• _Stated task_
Your task is to repeat the entries word for word while leaving out the pictures.

* BEGIN *

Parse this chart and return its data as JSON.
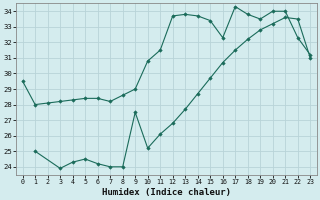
{
  "xlabel": "Humidex (Indice chaleur)",
  "bg_color": "#d4ecee",
  "grid_color": "#b8d4d8",
  "line_color": "#1a6b5a",
  "xlim": [
    -0.5,
    23.5
  ],
  "ylim": [
    23.5,
    34.5
  ],
  "yticks": [
    24,
    25,
    26,
    27,
    28,
    29,
    30,
    31,
    32,
    33,
    34
  ],
  "xticks": [
    0,
    1,
    2,
    3,
    4,
    5,
    6,
    7,
    8,
    9,
    10,
    11,
    12,
    13,
    14,
    15,
    16,
    17,
    18,
    19,
    20,
    21,
    22,
    23
  ],
  "line1_x": [
    0,
    1,
    2,
    3,
    4,
    5,
    6,
    7,
    8,
    9,
    10,
    11,
    12,
    13,
    14,
    15,
    16,
    17,
    18,
    19,
    20,
    21,
    22,
    23
  ],
  "line1_y": [
    29.5,
    28.0,
    28.1,
    28.2,
    28.3,
    28.4,
    28.4,
    28.2,
    28.6,
    29.0,
    30.8,
    31.5,
    33.7,
    33.8,
    33.7,
    33.4,
    32.3,
    34.3,
    33.8,
    33.5,
    34.0,
    34.0,
    32.3,
    31.2
  ],
  "line2_x": [
    1,
    3,
    4,
    5,
    6,
    7,
    8,
    9,
    10,
    11,
    12,
    13,
    14,
    15,
    16,
    17,
    18,
    19,
    20,
    21,
    22,
    23
  ],
  "line2_y": [
    25.0,
    23.9,
    24.3,
    24.5,
    24.2,
    24.0,
    24.0,
    27.5,
    25.2,
    26.1,
    26.8,
    27.7,
    28.7,
    29.7,
    30.7,
    31.5,
    32.2,
    32.8,
    33.2,
    33.6,
    33.5,
    31.0
  ]
}
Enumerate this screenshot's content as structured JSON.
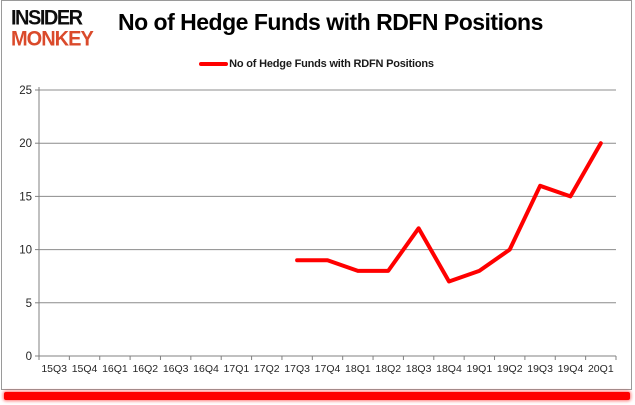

* END *

• _Expected answer_
Parse this chart and return its data as JSON.
{
  "xlabel": "Humidex (Indice chaleur)",
  "bg_color": "#d4ecee",
  "grid_color": "#b8d4d8",
  "line_color": "#1a6b5a",
  "xlim": [
    -0.5,
    23.5
  ],
  "ylim": [
    23.5,
    34.5
  ],
  "yticks": [
    24,
    25,
    26,
    27,
    28,
    29,
    30,
    31,
    32,
    33,
    34
  ],
  "xticks": [
    0,
    1,
    2,
    3,
    4,
    5,
    6,
    7,
    8,
    9,
    10,
    11,
    12,
    13,
    14,
    15,
    16,
    17,
    18,
    19,
    20,
    21,
    22,
    23
  ],
  "line1_x": [
    0,
    1,
    2,
    3,
    4,
    5,
    6,
    7,
    8,
    9,
    10,
    11,
    12,
    13,
    14,
    15,
    16,
    17,
    18,
    19,
    20,
    21,
    22,
    23
  ],
  "line1_y": [
    29.5,
    28.0,
    28.1,
    28.2,
    28.3,
    28.4,
    28.4,
    28.2,
    28.6,
    29.0,
    30.8,
    31.5,
    33.7,
    33.8,
    33.7,
    33.4,
    32.3,
    34.3,
    33.8,
    33.5,
    34.0,
    34.0,
    32.3,
    31.2
  ],
  "line2_x": [
    1,
    3,
    4,
    5,
    6,
    7,
    8,
    9,
    10,
    11,
    12,
    13,
    14,
    15,
    16,
    17,
    18,
    19,
    20,
    21,
    22,
    23
  ],
  "line2_y": [
    25.0,
    23.9,
    24.3,
    24.5,
    24.2,
    24.0,
    24.0,
    27.5,
    25.2,
    26.1,
    26.8,
    27.7,
    28.7,
    29.7,
    30.7,
    31.5,
    32.2,
    32.8,
    33.2,
    33.6,
    33.5,
    31.0
  ]
}
Enumerate this screenshot's content as structured JSON.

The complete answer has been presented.